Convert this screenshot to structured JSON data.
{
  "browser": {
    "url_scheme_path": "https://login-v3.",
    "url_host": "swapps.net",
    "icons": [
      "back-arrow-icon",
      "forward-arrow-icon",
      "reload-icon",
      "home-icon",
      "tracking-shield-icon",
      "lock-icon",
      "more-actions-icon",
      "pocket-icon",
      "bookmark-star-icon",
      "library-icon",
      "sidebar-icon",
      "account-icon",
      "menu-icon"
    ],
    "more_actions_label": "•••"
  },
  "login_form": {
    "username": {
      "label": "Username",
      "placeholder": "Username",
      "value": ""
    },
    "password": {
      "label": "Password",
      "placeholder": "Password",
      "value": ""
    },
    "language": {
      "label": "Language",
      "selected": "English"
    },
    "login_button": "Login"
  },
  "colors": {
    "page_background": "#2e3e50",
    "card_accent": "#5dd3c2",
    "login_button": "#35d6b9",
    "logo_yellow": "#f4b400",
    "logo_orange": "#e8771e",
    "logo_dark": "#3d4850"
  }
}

• **WORK INSTRUCTIONS**
Output every record above exactly as it appears.

• **REPLY TO THE TASK**
Convert this screenshot to structured JSON data.
{
  "browser": {
    "url_scheme_path": "https://login-v3.",
    "url_host": "swapps.net",
    "icons": [
      "back-arrow-icon",
      "forward-arrow-icon",
      "reload-icon",
      "home-icon",
      "tracking-shield-icon",
      "lock-icon",
      "more-actions-icon",
      "pocket-icon",
      "bookmark-star-icon",
      "library-icon",
      "sidebar-icon",
      "account-icon",
      "menu-icon"
    ],
    "more_actions_label": "•••"
  },
  "login_form": {
    "username": {
      "label": "Username",
      "placeholder": "Username",
      "value": ""
    },
    "password": {
      "label": "Password",
      "placeholder": "Password",
      "value": ""
    },
    "language": {
      "label": "Language",
      "selected": "English"
    },
    "login_button": "Login"
  },
  "colors": {
    "page_background": "#2e3e50",
    "card_accent": "#5dd3c2",
    "login_button": "#35d6b9",
    "logo_yellow": "#f4b400",
    "logo_orange": "#e8771e",
    "logo_dark": "#3d4850"
  }
}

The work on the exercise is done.